Below is the data. Give it again, complete and exact.

## start Provided entries

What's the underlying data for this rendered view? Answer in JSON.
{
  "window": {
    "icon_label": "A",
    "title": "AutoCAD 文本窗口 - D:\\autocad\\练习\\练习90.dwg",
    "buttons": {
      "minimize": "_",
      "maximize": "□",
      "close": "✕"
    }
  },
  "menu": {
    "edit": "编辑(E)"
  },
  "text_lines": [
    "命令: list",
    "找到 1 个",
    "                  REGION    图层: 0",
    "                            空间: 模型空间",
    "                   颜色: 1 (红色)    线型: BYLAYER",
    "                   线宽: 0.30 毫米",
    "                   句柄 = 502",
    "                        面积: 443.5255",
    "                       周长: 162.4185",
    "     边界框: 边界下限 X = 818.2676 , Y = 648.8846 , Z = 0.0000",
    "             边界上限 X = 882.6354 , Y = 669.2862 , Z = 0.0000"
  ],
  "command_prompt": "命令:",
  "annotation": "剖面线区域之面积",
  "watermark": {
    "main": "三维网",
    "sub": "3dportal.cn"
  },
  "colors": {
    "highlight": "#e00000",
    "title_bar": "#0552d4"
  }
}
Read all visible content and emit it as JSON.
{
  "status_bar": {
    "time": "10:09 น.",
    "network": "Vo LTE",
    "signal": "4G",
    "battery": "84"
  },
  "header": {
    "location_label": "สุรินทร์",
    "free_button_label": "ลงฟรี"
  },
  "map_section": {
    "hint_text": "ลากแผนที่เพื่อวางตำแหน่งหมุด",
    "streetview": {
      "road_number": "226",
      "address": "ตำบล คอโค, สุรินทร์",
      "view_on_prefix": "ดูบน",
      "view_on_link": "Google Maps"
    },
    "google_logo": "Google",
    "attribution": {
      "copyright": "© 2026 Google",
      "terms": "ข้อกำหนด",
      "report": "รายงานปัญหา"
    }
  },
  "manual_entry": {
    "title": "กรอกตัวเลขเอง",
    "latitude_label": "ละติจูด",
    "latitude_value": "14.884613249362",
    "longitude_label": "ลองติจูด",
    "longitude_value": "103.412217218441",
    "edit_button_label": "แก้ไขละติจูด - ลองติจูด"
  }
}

## end Provided entries

Correct answer:
What's the underlying data for this rendered view? Answer in JSON.
{
  "window": {
    "icon_label": "A",
    "title": "AutoCAD 文本窗口 - D:\\autocad\\练习\\练习90.dwg",
    "buttons": {
      "minimize": "_",
      "maximize": "□",
      "close": "✕"
    }
  },
  "menu": {
    "edit": "编辑(E)"
  },
  "text_lines": [
    "命令: list",
    "找到 1 个",
    "                  REGION    图层: 0",
    "                            空间: 模型空间",
    "                   颜色: 1 (红色)    线型: BYLAYER",
    "                   线宽: 0.30 毫米",
    "                   句柄 = 502",
    "                        面积: 443.5255",
    "                       周长: 162.4185",
    "     边界框: 边界下限 X = 818.2676 , Y = 648.8846 , Z = 0.0000",
    "             边界上限 X = 882.6354 , Y = 669.2862 , Z = 0.0000"
  ],
  "command_prompt": "命令:",
  "annotation": "剖面线区域之面积",
  "watermark": {
    "main": "三维网",
    "sub": "3dportal.cn"
  },
  "colors": {
    "highlight": "#e00000",
    "title_bar": "#0552d4"
  }
}
Read all visible content and emit it as JSON.
{
  "status_bar": {
    "time": "10:09 น.",
    "network": "Vo LTE",
    "signal": "4G",
    "battery": "84"
  },
  "header": {
    "location_label": "สุรินทร์",
    "free_button_label": "ลงฟรี"
  },
  "map_section": {
    "hint_text": "ลากแผนที่เพื่อวางตำแหน่งหมุด",
    "streetview": {
      "road_number": "226",
      "address": "ตำบล คอโค, สุรินทร์",
      "view_on_prefix": "ดูบน",
      "view_on_link": "Google Maps"
    },
    "google_logo": "Google",
    "attribution": {
      "copyright": "© 2026 Google",
      "terms": "ข้อกำหนด",
      "report": "รายงานปัญหา"
    }
  },
  "manual_entry": {
    "title": "กรอกตัวเลขเอง",
    "latitude_label": "ละติจูด",
    "latitude_value": "14.884613249362",
    "longitude_label": "ลองติจูด",
    "longitude_value": "103.412217218441",
    "edit_button_label": "แก้ไขละติจูด - ลองติจูด"
  }
}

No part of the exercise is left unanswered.